→ **GIVEN REQUEST**
Copy out each line of the listing that has the word "emoji" in it.

[Data records]
■ ■ ■ ■
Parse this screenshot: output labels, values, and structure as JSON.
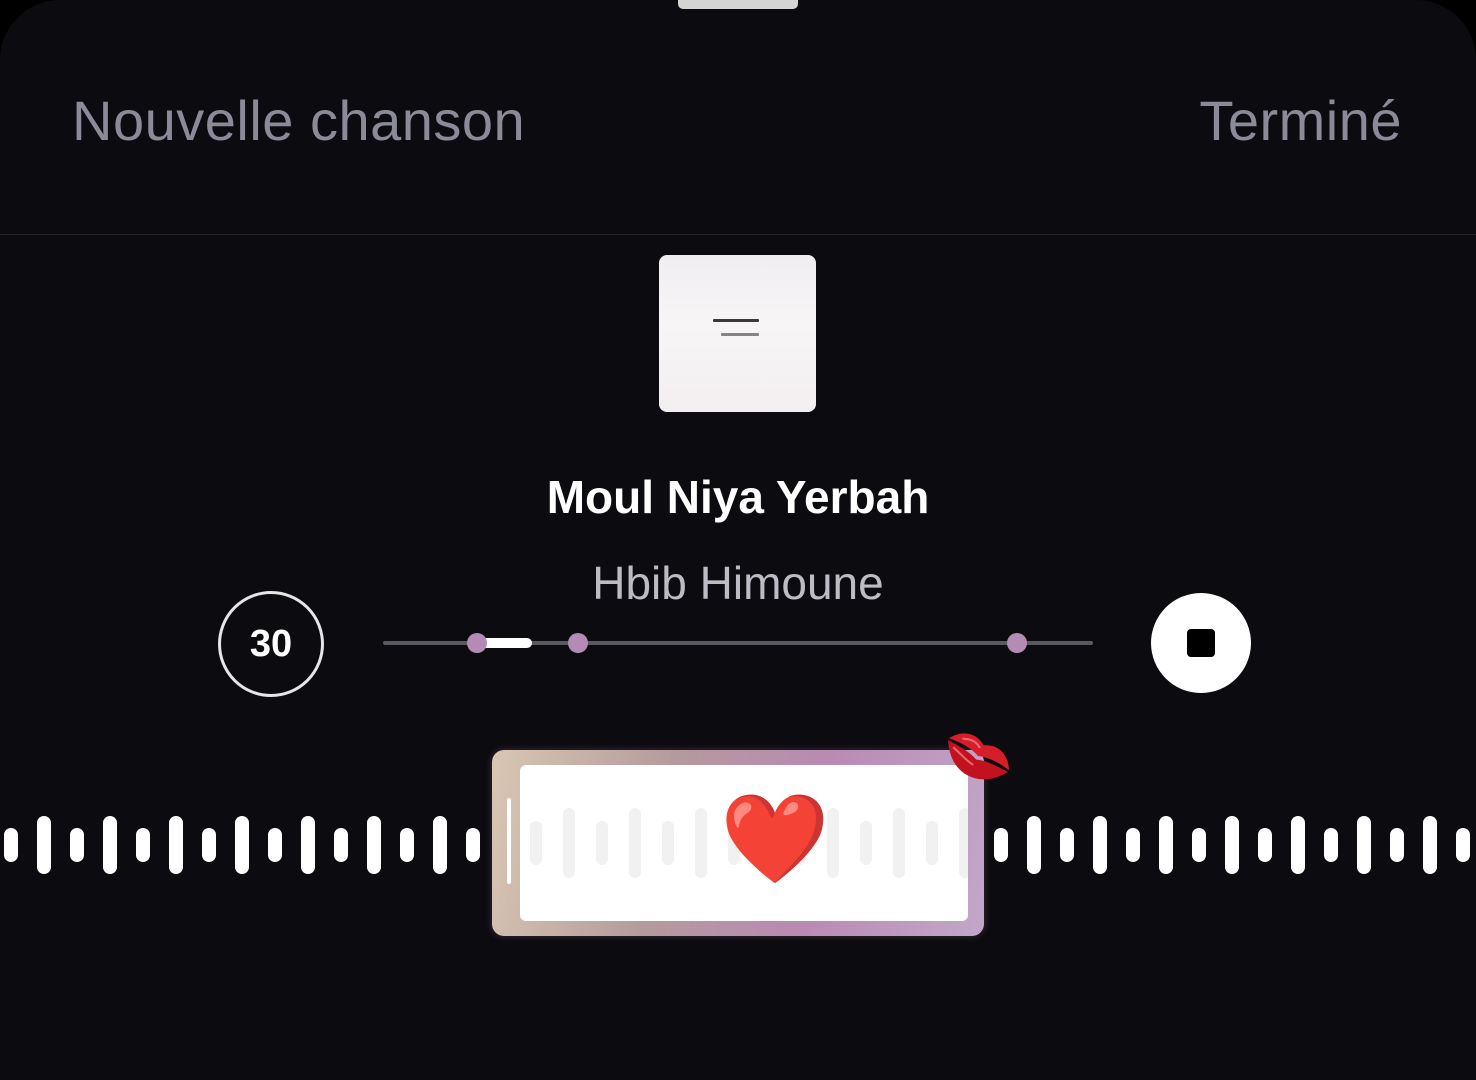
{
  "header": {
    "left_label": "Nouvelle chanson",
    "right_label": "Terminé"
  },
  "song": {
    "title": "Moul Niya Yerbah",
    "artist": "Hbib Himoune"
  },
  "controls": {
    "duration_label": "30",
    "progress_fraction": 0.08
  },
  "colors": {
    "background": "#0c0b0f",
    "header_text": "#8b8a98",
    "accent_marker": "#b48bb4"
  },
  "icons": {
    "stop": "stop-icon",
    "heart": "heart-emoji",
    "lips": "kiss-mark-emoji"
  }
}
■ ■ ■ ■
→ **REPLY TO THE EXERCISE**
    "heart": "heart-emoji",
    "lips": "kiss-mark-emoji"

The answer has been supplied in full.